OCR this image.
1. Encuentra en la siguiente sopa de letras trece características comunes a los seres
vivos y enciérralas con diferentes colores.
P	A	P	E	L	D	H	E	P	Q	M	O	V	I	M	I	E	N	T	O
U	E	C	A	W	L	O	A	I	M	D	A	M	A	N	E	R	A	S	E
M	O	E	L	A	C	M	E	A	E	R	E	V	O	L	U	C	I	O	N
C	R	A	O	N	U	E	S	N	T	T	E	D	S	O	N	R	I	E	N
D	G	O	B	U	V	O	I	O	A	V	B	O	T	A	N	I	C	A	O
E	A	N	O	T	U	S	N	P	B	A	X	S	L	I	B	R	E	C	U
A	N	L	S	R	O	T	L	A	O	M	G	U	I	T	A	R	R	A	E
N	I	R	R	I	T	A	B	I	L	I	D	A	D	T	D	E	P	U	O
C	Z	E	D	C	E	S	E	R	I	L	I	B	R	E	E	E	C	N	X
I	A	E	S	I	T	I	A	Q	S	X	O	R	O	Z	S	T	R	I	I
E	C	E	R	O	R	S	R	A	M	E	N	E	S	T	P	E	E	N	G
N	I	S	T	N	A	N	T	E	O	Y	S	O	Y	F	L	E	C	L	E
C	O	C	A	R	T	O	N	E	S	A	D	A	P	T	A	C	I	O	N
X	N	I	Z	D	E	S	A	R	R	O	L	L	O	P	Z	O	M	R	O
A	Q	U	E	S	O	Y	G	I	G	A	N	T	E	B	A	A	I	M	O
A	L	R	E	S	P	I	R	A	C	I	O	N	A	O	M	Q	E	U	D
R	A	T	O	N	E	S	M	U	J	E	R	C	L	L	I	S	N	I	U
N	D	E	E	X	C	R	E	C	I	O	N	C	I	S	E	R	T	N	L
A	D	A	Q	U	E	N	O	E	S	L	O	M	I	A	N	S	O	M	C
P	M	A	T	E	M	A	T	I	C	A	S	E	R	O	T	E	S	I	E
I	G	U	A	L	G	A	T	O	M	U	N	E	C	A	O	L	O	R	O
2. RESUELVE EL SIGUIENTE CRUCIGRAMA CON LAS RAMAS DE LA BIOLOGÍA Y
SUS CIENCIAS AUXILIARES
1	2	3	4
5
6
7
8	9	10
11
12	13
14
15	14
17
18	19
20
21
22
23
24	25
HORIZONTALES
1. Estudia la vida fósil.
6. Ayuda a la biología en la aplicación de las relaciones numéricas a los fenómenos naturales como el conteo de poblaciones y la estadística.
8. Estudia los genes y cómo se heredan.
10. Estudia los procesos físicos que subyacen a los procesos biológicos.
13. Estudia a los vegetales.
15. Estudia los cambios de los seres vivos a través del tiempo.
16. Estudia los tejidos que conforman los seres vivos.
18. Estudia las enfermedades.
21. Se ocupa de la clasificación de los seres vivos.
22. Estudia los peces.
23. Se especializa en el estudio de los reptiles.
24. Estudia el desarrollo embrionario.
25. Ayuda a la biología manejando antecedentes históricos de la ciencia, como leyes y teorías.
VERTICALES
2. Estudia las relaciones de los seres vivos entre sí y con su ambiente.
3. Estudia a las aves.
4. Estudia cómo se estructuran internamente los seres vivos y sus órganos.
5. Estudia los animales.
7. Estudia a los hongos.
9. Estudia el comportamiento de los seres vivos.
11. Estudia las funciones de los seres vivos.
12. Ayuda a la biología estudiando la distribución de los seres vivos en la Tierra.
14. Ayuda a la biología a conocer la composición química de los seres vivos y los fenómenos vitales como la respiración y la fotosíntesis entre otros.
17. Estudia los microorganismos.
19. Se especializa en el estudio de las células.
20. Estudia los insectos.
******************************
[Your objective]: Start at the first line of the material and write everything out exactly.

[Worked solution]:
OCR this image.
1. Encuentra en la siguiente sopa de letras trece características comunes a los seres
vivos y enciérralas con diferentes colores.
P	A	P	E	L	D	H	E	P	Q	M	O	V	I	M	I	E	N	T	O
U	E	C	A	W	L	O	A	I	M	D	A	M	A	N	E	R	A	S	E
M	O	E	L	A	C	M	E	A	E	R	E	V	O	L	U	C	I	O	N
C	R	A	O	N	U	E	S	N	T	T	E	D	S	O	N	R	I	E	N
D	G	O	B	U	V	O	I	O	A	V	B	O	T	A	N	I	C	A	O
E	A	N	O	T	U	S	N	P	B	A	X	S	L	I	B	R	E	C	U
A	N	L	S	R	O	T	L	A	O	M	G	U	I	T	A	R	R	A	E
N	I	R	R	I	T	A	B	I	L	I	D	A	D	T	D	E	P	U	O
C	Z	E	D	C	E	S	E	R	I	L	I	B	R	E	E	E	C	N	X
I	A	E	S	I	T	I	A	Q	S	X	O	R	O	Z	S	T	R	I	I
E	C	E	R	O	R	S	R	A	M	E	N	E	S	T	P	E	E	N	G
N	I	S	T	N	A	N	T	E	O	Y	S	O	Y	F	L	E	C	L	E
C	O	C	A	R	T	O	N	E	S	A	D	A	P	T	A	C	I	O	N
X	N	I	Z	D	E	S	A	R	R	O	L	L	O	P	Z	O	M	R	O
A	Q	U	E	S	O	Y	G	I	G	A	N	T	E	B	A	A	I	M	O
A	L	R	E	S	P	I	R	A	C	I	O	N	A	O	M	Q	E	U	D
R	A	T	O	N	E	S	M	U	J	E	R	C	L	L	I	S	N	I	U
N	D	E	E	X	C	R	E	C	I	O	N	C	I	S	E	R	T	N	L
A	D	A	Q	U	E	N	O	E	S	L	O	M	I	A	N	S	O	M	C
P	M	A	T	E	M	A	T	I	C	A	S	E	R	O	T	E	S	I	E
I	G	U	A	L	G	A	T	O	M	U	N	E	C	A	O	L	O	R	O
2. RESUELVE EL SIGUIENTE CRUCIGRAMA CON LAS RAMAS DE LA BIOLOGÍA Y
SUS CIENCIAS AUXILIARES
1	2	3	4
5
6
7
8	9	10
11
12	13
14
15	14
17
18	19
20
21
22
23
24	25
HORIZONTALES
1. Estudia la vida fósil.
6. Ayuda a la biología en la aplicación de las relaciones numéricas a los fenómenos naturales como el conteo de poblaciones y la estadística.
8. Estudia los genes y cómo se heredan.
10. Estudia los procesos físicos que subyacen a los procesos biológicos.
13. Estudia a los vegetales.
15. Estudia los cambios de los seres vivos a través del tiempo.
16. Estudia los tejidos que conforman los seres vivos.
18. Estudia las enfermedades.
21. Se ocupa de la clasificación de los seres vivos.
22. Estudia los peces.
23. Se especializa en el estudio de los reptiles.
24. Estudia el desarrollo embrionario.
25. Ayuda a la biología manejando antecedentes históricos de la ciencia, como leyes y teorías.
VERTICALES
2. Estudia las relaciones de los seres vivos entre sí y con su ambiente.
3. Estudia a las aves.
4. Estudia cómo se estructuran internamente los seres vivos y sus órganos.
5. Estudia los animales.
7. Estudia a los hongos.
9. Estudia el comportamiento de los seres vivos.
11. Estudia las funciones de los seres vivos.
12. Ayuda a la biología estudiando la distribución de los seres vivos en la Tierra.
14. Ayuda a la biología a conocer la composición química de los seres vivos y los fenómenos vitales como la respiración y la fotosíntesis entre otros.
17. Estudia los microorganismos.
19. Se especializa en el estudio de las células.
20. Estudia los insectos.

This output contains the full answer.